- **WHAT THE TASK ASKS**: Reproduce every entry exactly and leave its pictures out.

[Collected data]
⁂
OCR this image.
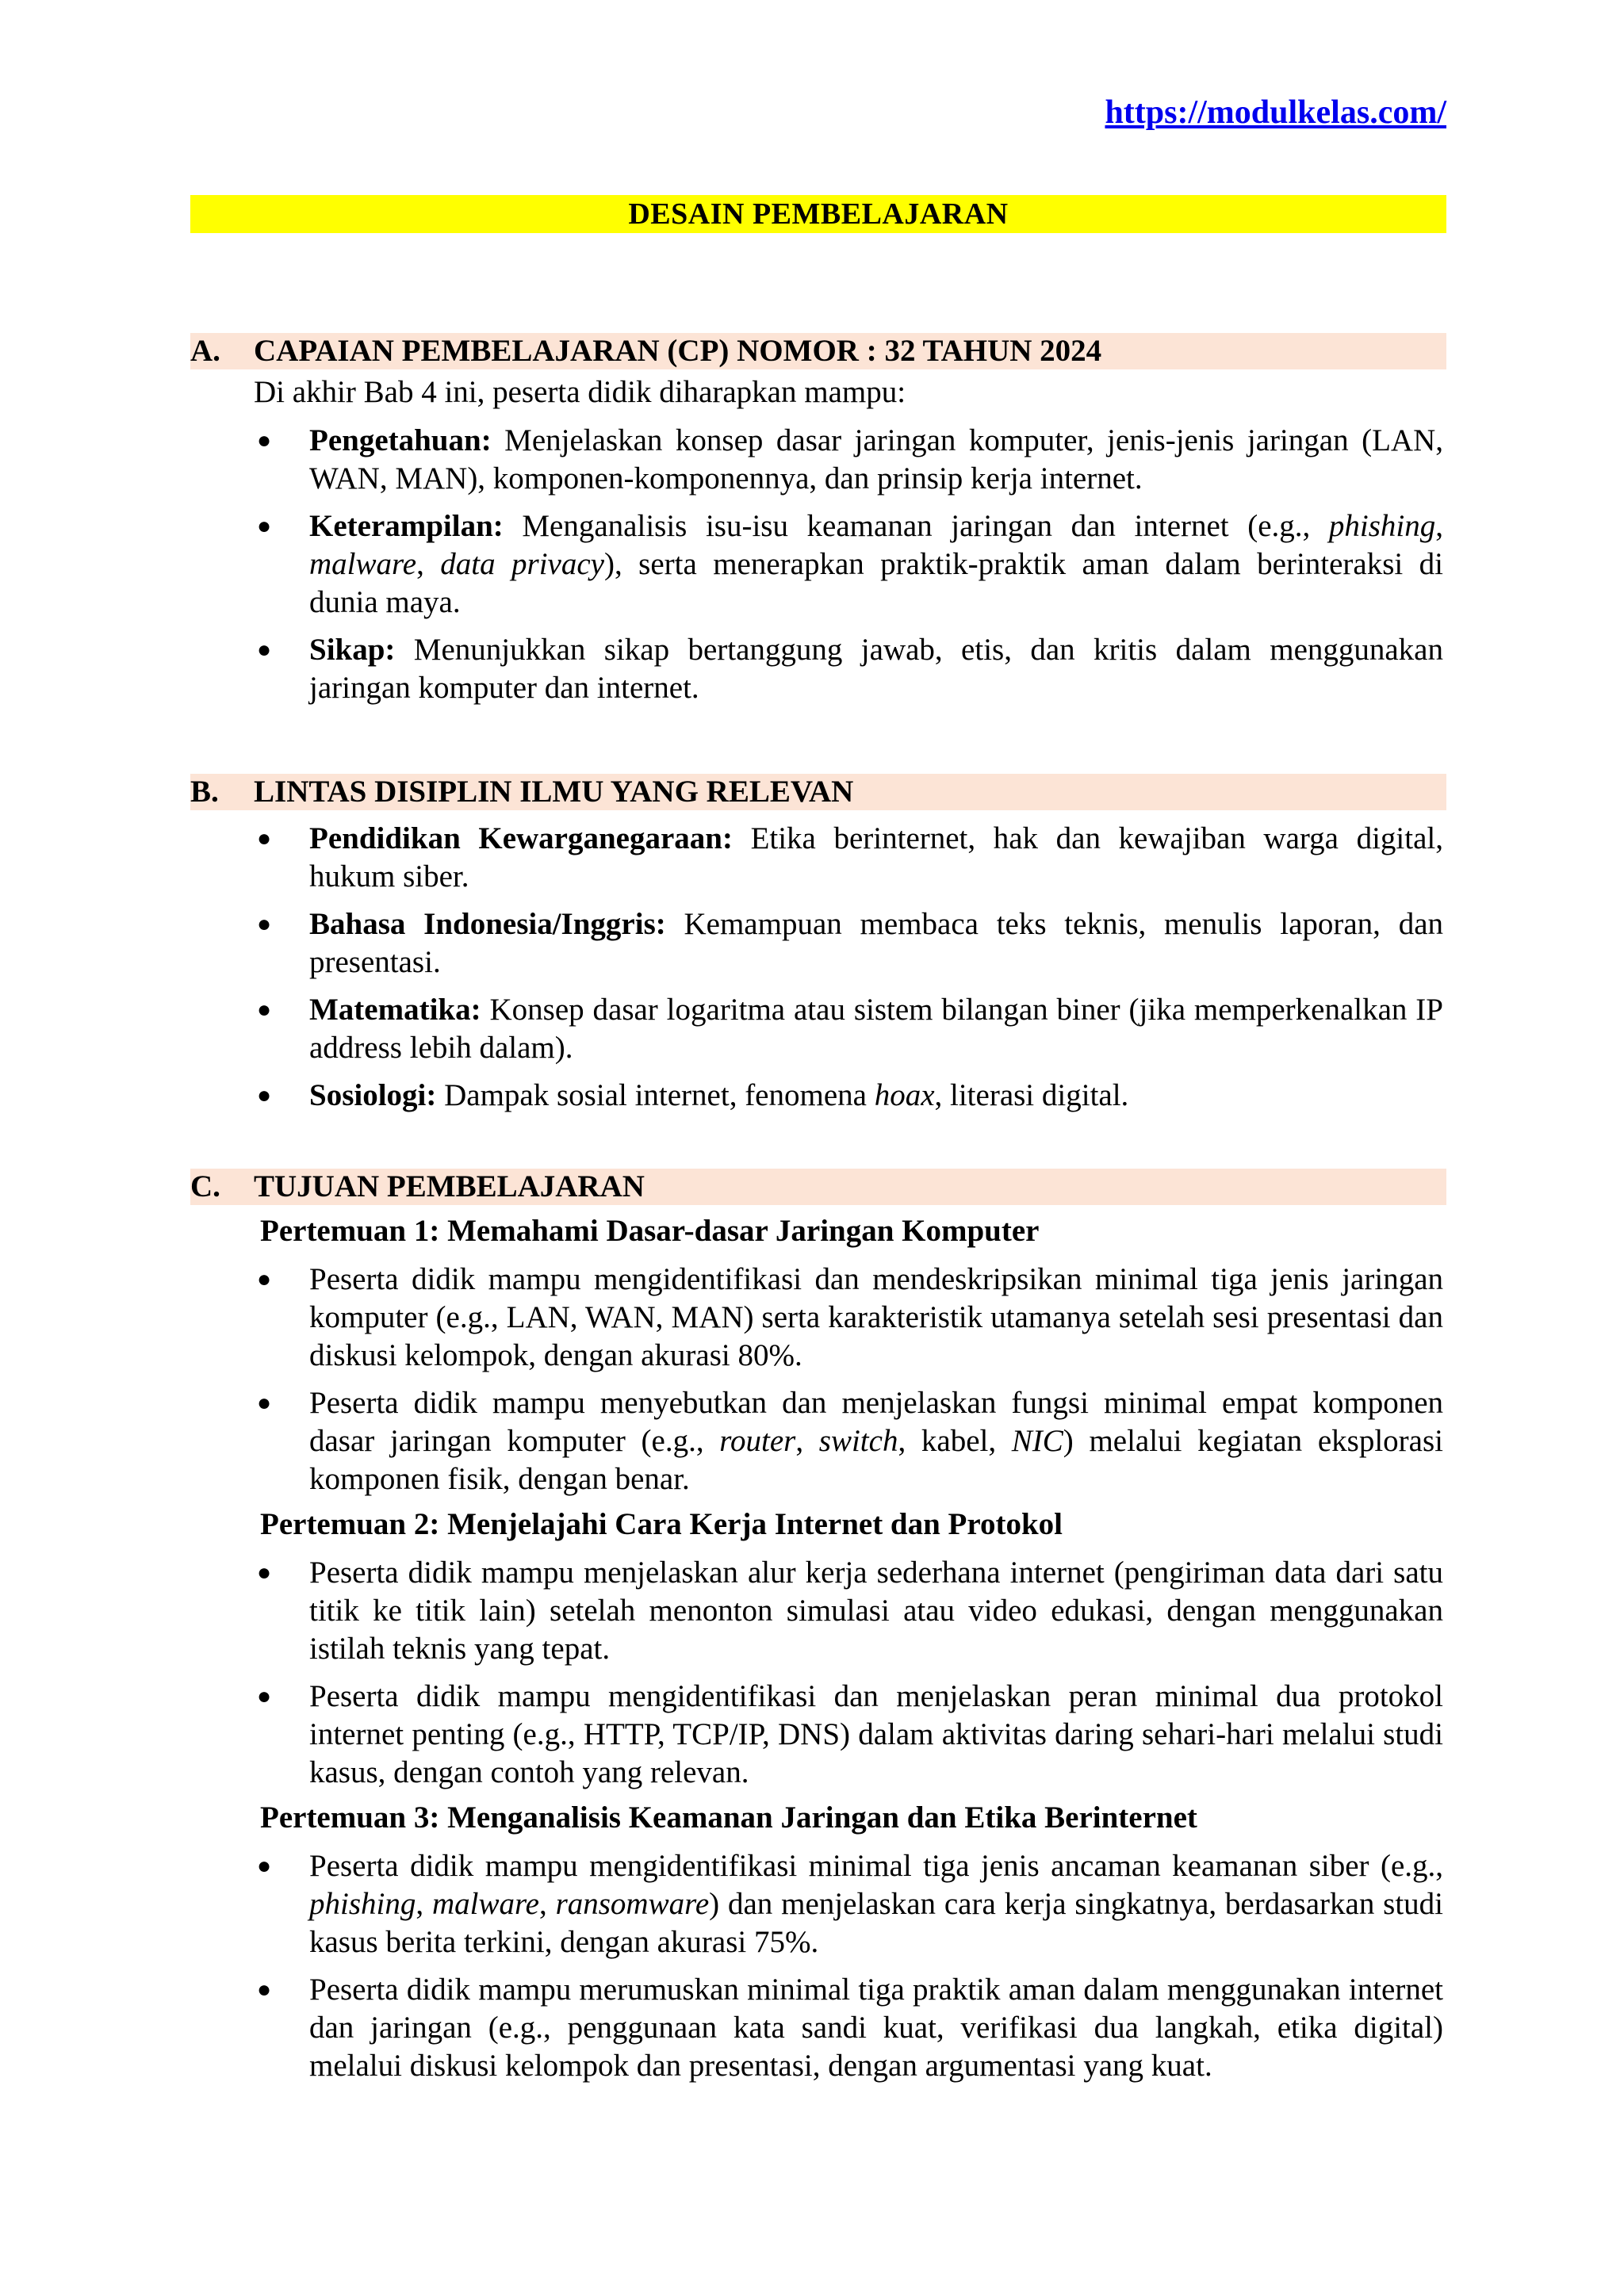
https://modulkelas.com/
DESAIN PEMBELAJARAN
A.	CAPAIAN PEMBELAJARAN (CP) NOMOR : 32 TAHUN 2024
Di akhir Bab 4 ini, peserta didik diharapkan mampu:
● Pengetahuan: Menjelaskan konsep dasar jaringan komputer, jenis-jenis jaringan (LAN, WAN, MAN), komponen-komponennya, dan prinsip kerja internet.
● Keterampilan: Menganalisis isu-isu keamanan jaringan dan internet (e.g., phishing, malware, data privacy), serta menerapkan praktik-praktik aman dalam berinteraksi di dunia maya.
● Sikap: Menunjukkan sikap bertanggung jawab, etis, dan kritis dalam menggunakan jaringan komputer dan internet.
B.	LINTAS DISIPLIN ILMU YANG RELEVAN
● Pendidikan Kewarganegaraan: Etika berinternet, hak dan kewajiban warga digital, hukum siber.
● Bahasa Indonesia/Inggris: Kemampuan membaca teks teknis, menulis laporan, dan presentasi.
● Matematika: Konsep dasar logaritma atau sistem bilangan biner (jika memperkenalkan IP address lebih dalam).
● Sosiologi: Dampak sosial internet, fenomena hoax, literasi digital.
C.	TUJUAN PEMBELAJARAN
Pertemuan 1: Memahami Dasar-dasar Jaringan Komputer
● Peserta didik mampu mengidentifikasi dan mendeskripsikan minimal tiga jenis jaringan komputer (e.g., LAN, WAN, MAN) serta karakteristik utamanya setelah sesi presentasi dan diskusi kelompok, dengan akurasi 80%.
● Peserta didik mampu menyebutkan dan menjelaskan fungsi minimal empat komponen dasar jaringan komputer (e.g., router, switch, kabel, NIC) melalui kegiatan eksplorasi komponen fisik, dengan benar.
Pertemuan 2: Menjelajahi Cara Kerja Internet dan Protokol
● Peserta didik mampu menjelaskan alur kerja sederhana internet (pengiriman data dari satu titik ke titik lain) setelah menonton simulasi atau video edukasi, dengan menggunakan istilah teknis yang tepat.
● Peserta didik mampu mengidentifikasi dan menjelaskan peran minimal dua protokol internet penting (e.g., HTTP, TCP/IP, DNS) dalam aktivitas daring sehari-hari melalui studi kasus, dengan contoh yang relevan.
Pertemuan 3: Menganalisis Keamanan Jaringan dan Etika Berinternet
● Peserta didik mampu mengidentifikasi minimal tiga jenis ancaman keamanan siber (e.g., phishing, malware, ransomware) dan menjelaskan cara kerja singkatnya, berdasarkan studi kasus berita terkini, dengan akurasi 75%.
● Peserta didik mampu merumuskan minimal tiga praktik aman dalam menggunakan internet dan jaringan (e.g., penggunaan kata sandi kuat, verifikasi dua langkah, etika digital) melalui diskusi kelompok dan presentasi, dengan argumentasi yang kuat.
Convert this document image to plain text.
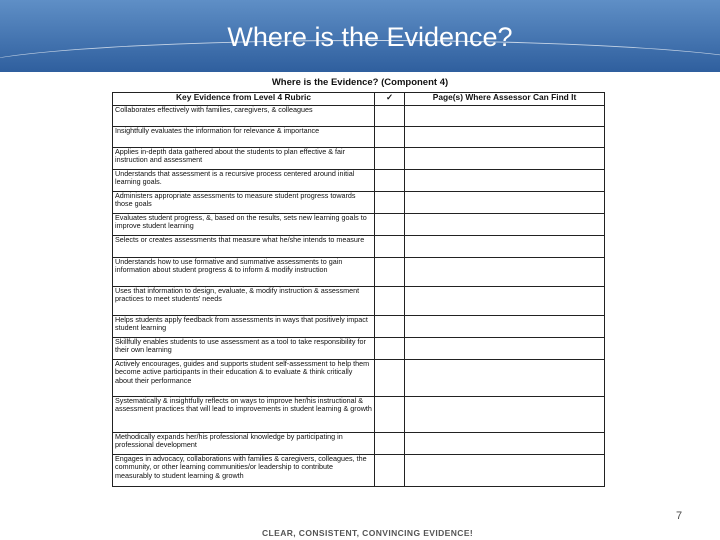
Where is the Evidence?
Where is the Evidence? (Component 4)
Key Evidence from Level 4 Rubric	✓	Page(s) Where Assessor Can Find It
Collaborates effectively with families, caregivers, & colleagues		
Insightfully evaluates the information for relevance & importance		
Applies in-depth data gathered about the students to plan effective & fair instruction and assessment		
Understands that assessment is a recursive process centered around initial learning goals.		
Administers appropriate assessments to measure student progress towards those goals		
Evaluates student progress, &, based on the results, sets new learning goals to improve student learning		
Selects or creates assessments that measure what he/she intends to measure		
Understands how to use formative and summative assessments to gain information about student progress & to inform & modify instruction		
Uses that information to design, evaluate, & modify instruction & assessment practices to meet students' needs		
Helps students apply feedback from assessments in ways that positively impact student learning		
Skillfully enables students to use assessment as a tool to take responsibility for their own learning		
Actively encourages, guides and supports student self-assessment to help them become active participants in their education & to evaluate & think critically about their performance		
Systematically & insightfully reflects on ways to improve her/his instructional & assessment practices that will lead to improvements in student learning & growth		
Methodically expands her/his professional knowledge by participating in professional development		
Engages in advocacy, collaborations with families & caregivers, colleagues, the community, or other learning communities/or leadership to contribute measurably to student learning & growth		
7
CLEAR, CONSISTENT, CONVINCING EVIDENCE!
⁂
- **EXERCISE RESULT**:
OCR this image.
https://modulkelas.com/
DESAIN PEMBELAJARAN
A.	CAPAIAN PEMBELAJARAN (CP) NOMOR : 32 TAHUN 2024
Di akhir Bab 4 ini, peserta didik diharapkan mampu:
● Pengetahuan: Menjelaskan konsep dasar jaringan komputer, jenis-jenis jaringan (LAN, WAN, MAN), komponen-komponennya, dan prinsip kerja internet.
● Keterampilan: Menganalisis isu-isu keamanan jaringan dan internet (e.g., phishing, malware, data privacy), serta menerapkan praktik-praktik aman dalam berinteraksi di dunia maya.
● Sikap: Menunjukkan sikap bertanggung jawab, etis, dan kritis dalam menggunakan jaringan komputer dan internet.
B.	LINTAS DISIPLIN ILMU YANG RELEVAN
● Pendidikan Kewarganegaraan: Etika berinternet, hak dan kewajiban warga digital, hukum siber.
● Bahasa Indonesia/Inggris: Kemampuan membaca teks teknis, menulis laporan, dan presentasi.
● Matematika: Konsep dasar logaritma atau sistem bilangan biner (jika memperkenalkan IP address lebih dalam).
● Sosiologi: Dampak sosial internet, fenomena hoax, literasi digital.
C.	TUJUAN PEMBELAJARAN
Pertemuan 1: Memahami Dasar-dasar Jaringan Komputer
● Peserta didik mampu mengidentifikasi dan mendeskripsikan minimal tiga jenis jaringan komputer (e.g., LAN, WAN, MAN) serta karakteristik utamanya setelah sesi presentasi dan diskusi kelompok, dengan akurasi 80%.
● Peserta didik mampu menyebutkan dan menjelaskan fungsi minimal empat komponen dasar jaringan komputer (e.g., router, switch, kabel, NIC) melalui kegiatan eksplorasi komponen fisik, dengan benar.
Pertemuan 2: Menjelajahi Cara Kerja Internet dan Protokol
● Peserta didik mampu menjelaskan alur kerja sederhana internet (pengiriman data dari satu titik ke titik lain) setelah menonton simulasi atau video edukasi, dengan menggunakan istilah teknis yang tepat.
● Peserta didik mampu mengidentifikasi dan menjelaskan peran minimal dua protokol internet penting (e.g., HTTP, TCP/IP, DNS) dalam aktivitas daring sehari-hari melalui studi kasus, dengan contoh yang relevan.
Pertemuan 3: Menganalisis Keamanan Jaringan dan Etika Berinternet
● Peserta didik mampu mengidentifikasi minimal tiga jenis ancaman keamanan siber (e.g., phishing, malware, ransomware) dan menjelaskan cara kerja singkatnya, berdasarkan studi kasus berita terkini, dengan akurasi 75%.
● Peserta didik mampu merumuskan minimal tiga praktik aman dalam menggunakan internet dan jaringan (e.g., penggunaan kata sandi kuat, verifikasi dua langkah, etika digital) melalui diskusi kelompok dan presentasi, dengan argumentasi yang kuat.
Convert this document image to plain text.
Where is the Evidence?
Where is the Evidence? (Component 4)
Key Evidence from Level 4 Rubric	✓	Page(s) Where Assessor Can Find It
Collaborates effectively with families, caregivers, & colleagues		
Insightfully evaluates the information for relevance & importance		
Applies in-depth data gathered about the students to plan effective & fair instruction and assessment		
Understands that assessment is a recursive process centered around initial learning goals.		
Administers appropriate assessments to measure student progress towards those goals		
Evaluates student progress, &, based on the results, sets new learning goals to improve student learning		
Selects or creates assessments that measure what he/she intends to measure		
Understands how to use formative and summative assessments to gain information about student progress & to inform & modify instruction		
Uses that information to design, evaluate, & modify instruction & assessment practices to meet students' needs		
Helps students apply feedback from assessments in ways that positively impact student learning		
Skillfully enables students to use assessment as a tool to take responsibility for their own learning		
Actively encourages, guides and supports student self-assessment to help them become active participants in their education & to evaluate & think critically about their performance		
Systematically & insightfully reflects on ways to improve her/his instructional & assessment practices that will lead to improvements in student learning & growth		
Methodically expands her/his professional knowledge by participating in professional development		
Engages in advocacy, collaborations with families & caregivers, colleagues, the community, or other learning communities/or leadership to contribute measurably to student learning & growth		
7
CLEAR, CONSISTENT, CONVINCING EVIDENCE!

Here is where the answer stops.